* _DIRECTIVE_:
Reproduce each line exactly, including spacing and punctuation.

* _DATA PROVIDED_:
[START]
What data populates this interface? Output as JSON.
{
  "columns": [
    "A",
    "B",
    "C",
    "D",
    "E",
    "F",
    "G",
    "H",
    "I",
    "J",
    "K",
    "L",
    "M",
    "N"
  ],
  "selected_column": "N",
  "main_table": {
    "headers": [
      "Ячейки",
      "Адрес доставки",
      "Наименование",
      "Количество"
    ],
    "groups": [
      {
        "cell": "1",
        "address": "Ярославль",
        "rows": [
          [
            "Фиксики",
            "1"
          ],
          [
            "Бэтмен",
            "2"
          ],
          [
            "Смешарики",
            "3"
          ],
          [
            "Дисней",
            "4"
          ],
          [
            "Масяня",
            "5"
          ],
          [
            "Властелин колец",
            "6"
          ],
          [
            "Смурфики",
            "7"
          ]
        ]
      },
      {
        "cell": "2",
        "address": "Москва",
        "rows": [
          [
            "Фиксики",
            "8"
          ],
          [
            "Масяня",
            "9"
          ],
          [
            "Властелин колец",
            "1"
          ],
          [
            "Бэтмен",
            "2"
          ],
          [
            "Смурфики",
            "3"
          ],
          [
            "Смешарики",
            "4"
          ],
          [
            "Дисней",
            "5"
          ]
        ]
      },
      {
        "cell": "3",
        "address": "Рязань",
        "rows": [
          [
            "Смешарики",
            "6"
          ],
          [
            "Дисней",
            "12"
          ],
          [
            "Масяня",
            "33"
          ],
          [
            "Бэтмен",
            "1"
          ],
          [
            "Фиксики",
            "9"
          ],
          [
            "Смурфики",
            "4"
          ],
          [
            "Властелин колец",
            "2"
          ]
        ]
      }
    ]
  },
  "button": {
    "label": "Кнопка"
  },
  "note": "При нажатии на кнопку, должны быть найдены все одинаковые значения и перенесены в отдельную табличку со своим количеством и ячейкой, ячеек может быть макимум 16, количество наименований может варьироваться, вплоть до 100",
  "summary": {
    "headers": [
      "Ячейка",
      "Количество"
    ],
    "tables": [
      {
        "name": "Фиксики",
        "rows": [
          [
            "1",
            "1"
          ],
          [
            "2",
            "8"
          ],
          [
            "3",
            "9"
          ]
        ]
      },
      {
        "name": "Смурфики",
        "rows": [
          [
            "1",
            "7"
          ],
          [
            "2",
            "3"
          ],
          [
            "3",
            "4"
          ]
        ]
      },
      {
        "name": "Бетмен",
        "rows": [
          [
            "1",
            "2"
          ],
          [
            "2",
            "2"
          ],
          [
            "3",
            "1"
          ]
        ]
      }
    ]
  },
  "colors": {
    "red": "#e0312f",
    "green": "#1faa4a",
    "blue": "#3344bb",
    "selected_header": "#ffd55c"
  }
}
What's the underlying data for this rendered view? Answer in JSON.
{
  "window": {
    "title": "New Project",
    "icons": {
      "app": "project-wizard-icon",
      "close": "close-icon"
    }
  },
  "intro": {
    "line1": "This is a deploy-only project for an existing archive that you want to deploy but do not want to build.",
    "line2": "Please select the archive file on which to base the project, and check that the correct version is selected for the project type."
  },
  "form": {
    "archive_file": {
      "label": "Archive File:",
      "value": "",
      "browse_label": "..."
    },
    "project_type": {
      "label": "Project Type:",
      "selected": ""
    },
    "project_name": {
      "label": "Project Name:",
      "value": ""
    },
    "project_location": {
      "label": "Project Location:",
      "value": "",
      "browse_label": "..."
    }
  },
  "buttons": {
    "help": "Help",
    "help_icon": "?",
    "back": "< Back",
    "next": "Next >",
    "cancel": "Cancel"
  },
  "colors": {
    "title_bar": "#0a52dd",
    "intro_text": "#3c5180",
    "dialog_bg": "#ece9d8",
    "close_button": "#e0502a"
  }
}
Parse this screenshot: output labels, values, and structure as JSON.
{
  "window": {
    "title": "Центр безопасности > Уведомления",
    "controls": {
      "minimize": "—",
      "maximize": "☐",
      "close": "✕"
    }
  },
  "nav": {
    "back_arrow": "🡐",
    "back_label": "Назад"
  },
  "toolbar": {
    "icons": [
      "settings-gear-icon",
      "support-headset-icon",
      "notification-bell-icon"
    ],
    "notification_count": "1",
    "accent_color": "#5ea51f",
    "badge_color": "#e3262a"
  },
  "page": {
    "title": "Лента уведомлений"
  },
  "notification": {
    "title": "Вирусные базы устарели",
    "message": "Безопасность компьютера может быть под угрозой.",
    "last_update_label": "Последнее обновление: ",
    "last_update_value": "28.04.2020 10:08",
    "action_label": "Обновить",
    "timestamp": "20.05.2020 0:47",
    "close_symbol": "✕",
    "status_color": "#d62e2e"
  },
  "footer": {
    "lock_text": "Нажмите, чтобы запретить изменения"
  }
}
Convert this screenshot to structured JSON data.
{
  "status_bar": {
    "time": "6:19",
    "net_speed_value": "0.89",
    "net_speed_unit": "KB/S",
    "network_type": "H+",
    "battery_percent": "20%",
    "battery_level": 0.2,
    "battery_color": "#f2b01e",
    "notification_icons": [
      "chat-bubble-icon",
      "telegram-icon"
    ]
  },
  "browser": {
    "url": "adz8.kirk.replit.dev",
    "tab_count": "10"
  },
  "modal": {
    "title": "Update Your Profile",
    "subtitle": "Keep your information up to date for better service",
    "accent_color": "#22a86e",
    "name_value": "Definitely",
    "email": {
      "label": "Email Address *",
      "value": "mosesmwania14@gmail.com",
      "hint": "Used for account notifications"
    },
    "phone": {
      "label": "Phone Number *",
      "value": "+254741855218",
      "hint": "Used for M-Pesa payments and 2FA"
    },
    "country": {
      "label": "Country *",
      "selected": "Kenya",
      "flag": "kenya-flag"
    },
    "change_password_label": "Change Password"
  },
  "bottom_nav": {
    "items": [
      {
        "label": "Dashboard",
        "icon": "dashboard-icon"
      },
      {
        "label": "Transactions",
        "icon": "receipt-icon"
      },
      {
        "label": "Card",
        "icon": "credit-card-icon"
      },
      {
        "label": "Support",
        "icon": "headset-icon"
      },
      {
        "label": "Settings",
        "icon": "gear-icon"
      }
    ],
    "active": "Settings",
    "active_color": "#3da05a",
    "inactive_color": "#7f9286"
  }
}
[END]
* _EXERCISE ANSWER_:
What data populates this interface? Output as JSON.
{
  "columns": [
    "A",
    "B",
    "C",
    "D",
    "E",
    "F",
    "G",
    "H",
    "I",
    "J",
    "K",
    "L",
    "M",
    "N"
  ],
  "selected_column": "N",
  "main_table": {
    "headers": [
      "Ячейки",
      "Адрес доставки",
      "Наименование",
      "Количество"
    ],
    "groups": [
      {
        "cell": "1",
        "address": "Ярославль",
        "rows": [
          [
            "Фиксики",
            "1"
          ],
          [
            "Бэтмен",
            "2"
          ],
          [
            "Смешарики",
            "3"
          ],
          [
            "Дисней",
            "4"
          ],
          [
            "Масяня",
            "5"
          ],
          [
            "Властелин колец",
            "6"
          ],
          [
            "Смурфики",
            "7"
          ]
        ]
      },
      {
        "cell": "2",
        "address": "Москва",
        "rows": [
          [
            "Фиксики",
            "8"
          ],
          [
            "Масяня",
            "9"
          ],
          [
            "Властелин колец",
            "1"
          ],
          [
            "Бэтмен",
            "2"
          ],
          [
            "Смурфики",
            "3"
          ],
          [
            "Смешарики",
            "4"
          ],
          [
            "Дисней",
            "5"
          ]
        ]
      },
      {
        "cell": "3",
        "address": "Рязань",
        "rows": [
          [
            "Смешарики",
            "6"
          ],
          [
            "Дисней",
            "12"
          ],
          [
            "Масяня",
            "33"
          ],
          [
            "Бэтмен",
            "1"
          ],
          [
            "Фиксики",
            "9"
          ],
          [
            "Смурфики",
            "4"
          ],
          [
            "Властелин колец",
            "2"
          ]
        ]
      }
    ]
  },
  "button": {
    "label": "Кнопка"
  },
  "note": "При нажатии на кнопку, должны быть найдены все одинаковые значения и перенесены в отдельную табличку со своим количеством и ячейкой, ячеек может быть макимум 16, количество наименований может варьироваться, вплоть до 100",
  "summary": {
    "headers": [
      "Ячейка",
      "Количество"
    ],
    "tables": [
      {
        "name": "Фиксики",
        "rows": [
          [
            "1",
            "1"
          ],
          [
            "2",
            "8"
          ],
          [
            "3",
            "9"
          ]
        ]
      },
      {
        "name": "Смурфики",
        "rows": [
          [
            "1",
            "7"
          ],
          [
            "2",
            "3"
          ],
          [
            "3",
            "4"
          ]
        ]
      },
      {
        "name": "Бетмен",
        "rows": [
          [
            "1",
            "2"
          ],
          [
            "2",
            "2"
          ],
          [
            "3",
            "1"
          ]
        ]
      }
    ]
  },
  "colors": {
    "red": "#e0312f",
    "green": "#1faa4a",
    "blue": "#3344bb",
    "selected_header": "#ffd55c"
  }
}
What's the underlying data for this rendered view? Answer in JSON.
{
  "window": {
    "title": "New Project",
    "icons": {
      "app": "project-wizard-icon",
      "close": "close-icon"
    }
  },
  "intro": {
    "line1": "This is a deploy-only project for an existing archive that you want to deploy but do not want to build.",
    "line2": "Please select the archive file on which to base the project, and check that the correct version is selected for the project type."
  },
  "form": {
    "archive_file": {
      "label": "Archive File:",
      "value": "",
      "browse_label": "..."
    },
    "project_type": {
      "label": "Project Type:",
      "selected": ""
    },
    "project_name": {
      "label": "Project Name:",
      "value": ""
    },
    "project_location": {
      "label": "Project Location:",
      "value": "",
      "browse_label": "..."
    }
  },
  "buttons": {
    "help": "Help",
    "help_icon": "?",
    "back": "< Back",
    "next": "Next >",
    "cancel": "Cancel"
  },
  "colors": {
    "title_bar": "#0a52dd",
    "intro_text": "#3c5180",
    "dialog_bg": "#ece9d8",
    "close_button": "#e0502a"
  }
}
Parse this screenshot: output labels, values, and structure as JSON.
{
  "window": {
    "title": "Центр безопасности > Уведомления",
    "controls": {
      "minimize": "—",
      "maximize": "☐",
      "close": "✕"
    }
  },
  "nav": {
    "back_arrow": "🡐",
    "back_label": "Назад"
  },
  "toolbar": {
    "icons": [
      "settings-gear-icon",
      "support-headset-icon",
      "notification-bell-icon"
    ],
    "notification_count": "1",
    "accent_color": "#5ea51f",
    "badge_color": "#e3262a"
  },
  "page": {
    "title": "Лента уведомлений"
  },
  "notification": {
    "title": "Вирусные базы устарели",
    "message": "Безопасность компьютера может быть под угрозой.",
    "last_update_label": "Последнее обновление: ",
    "last_update_value": "28.04.2020 10:08",
    "action_label": "Обновить",
    "timestamp": "20.05.2020 0:47",
    "close_symbol": "✕",
    "status_color": "#d62e2e"
  },
  "footer": {
    "lock_text": "Нажмите, чтобы запретить изменения"
  }
}
Convert this screenshot to structured JSON data.
{
  "status_bar": {
    "time": "6:19",
    "net_speed_value": "0.89",
    "net_speed_unit": "KB/S",
    "network_type": "H+",
    "battery_percent": "20%",
    "battery_level": 0.2,
    "battery_color": "#f2b01e",
    "notification_icons": [
      "chat-bubble-icon",
      "telegram-icon"
    ]
  },
  "browser": {
    "url": "adz8.kirk.replit.dev",
    "tab_count": "10"
  },
  "modal": {
    "title": "Update Your Profile",
    "subtitle": "Keep your information up to date for better service",
    "accent_color": "#22a86e",
    "name_value": "Definitely",
    "email": {
      "label": "Email Address *",
      "value": "mosesmwania14@gmail.com",
      "hint": "Used for account notifications"
    },
    "phone": {
      "label": "Phone Number *",
      "value": "+254741855218",
      "hint": "Used for M-Pesa payments and 2FA"
    },
    "country": {
      "label": "Country *",
      "selected": "Kenya",
      "flag": "kenya-flag"
    },
    "change_password_label": "Change Password"
  },
  "bottom_nav": {
    "items": [
      {
        "label": "Dashboard",
        "icon": "dashboard-icon"
      },
      {
        "label": "Transactions",
        "icon": "receipt-icon"
      },
      {
        "label": "Card",
        "icon": "credit-card-icon"
      },
      {
        "label": "Support",
        "icon": "headset-icon"
      },
      {
        "label": "Settings",
        "icon": "gear-icon"
      }
    ],
    "active": "Settings",
    "active_color": "#3da05a",
    "inactive_color": "#7f9286"
  }
}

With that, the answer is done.